■ **Stated goal**
Write out, word for word, only the lines from the one containing "Give me a plain-text" through the final line of the data.

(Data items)

######

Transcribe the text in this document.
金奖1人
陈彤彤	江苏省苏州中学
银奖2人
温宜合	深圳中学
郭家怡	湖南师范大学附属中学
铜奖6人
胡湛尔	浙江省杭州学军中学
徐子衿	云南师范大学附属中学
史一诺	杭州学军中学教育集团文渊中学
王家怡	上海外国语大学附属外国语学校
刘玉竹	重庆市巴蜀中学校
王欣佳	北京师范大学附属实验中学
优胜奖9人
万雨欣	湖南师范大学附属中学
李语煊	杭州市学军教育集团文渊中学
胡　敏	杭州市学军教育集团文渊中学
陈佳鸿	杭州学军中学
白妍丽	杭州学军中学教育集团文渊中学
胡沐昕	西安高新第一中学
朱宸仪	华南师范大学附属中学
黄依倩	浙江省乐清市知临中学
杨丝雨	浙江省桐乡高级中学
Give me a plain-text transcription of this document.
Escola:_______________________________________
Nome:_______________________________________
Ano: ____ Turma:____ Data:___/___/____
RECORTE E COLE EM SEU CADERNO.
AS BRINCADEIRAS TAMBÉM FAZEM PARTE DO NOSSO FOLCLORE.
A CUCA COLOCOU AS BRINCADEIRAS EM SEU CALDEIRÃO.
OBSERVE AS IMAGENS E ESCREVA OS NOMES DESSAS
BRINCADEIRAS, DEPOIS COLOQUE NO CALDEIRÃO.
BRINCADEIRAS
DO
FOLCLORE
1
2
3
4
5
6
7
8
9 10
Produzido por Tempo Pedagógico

######

■ **Response**
Give me a plain-text transcription of this document.
Escola:_______________________________________
Nome:_______________________________________
Ano: ____ Turma:____ Data:___/___/____
RECORTE E COLE EM SEU CADERNO.
AS BRINCADEIRAS TAMBÉM FAZEM PARTE DO NOSSO FOLCLORE.
A CUCA COLOCOU AS BRINCADEIRAS EM SEU CALDEIRÃO.
OBSERVE AS IMAGENS E ESCREVA OS NOMES DESSAS
BRINCADEIRAS, DEPOIS COLOQUE NO CALDEIRÃO.
BRINCADEIRAS
DO
FOLCLORE
1
2
3
4
5
6
7
8
9 10
Produzido por Tempo Pedagógico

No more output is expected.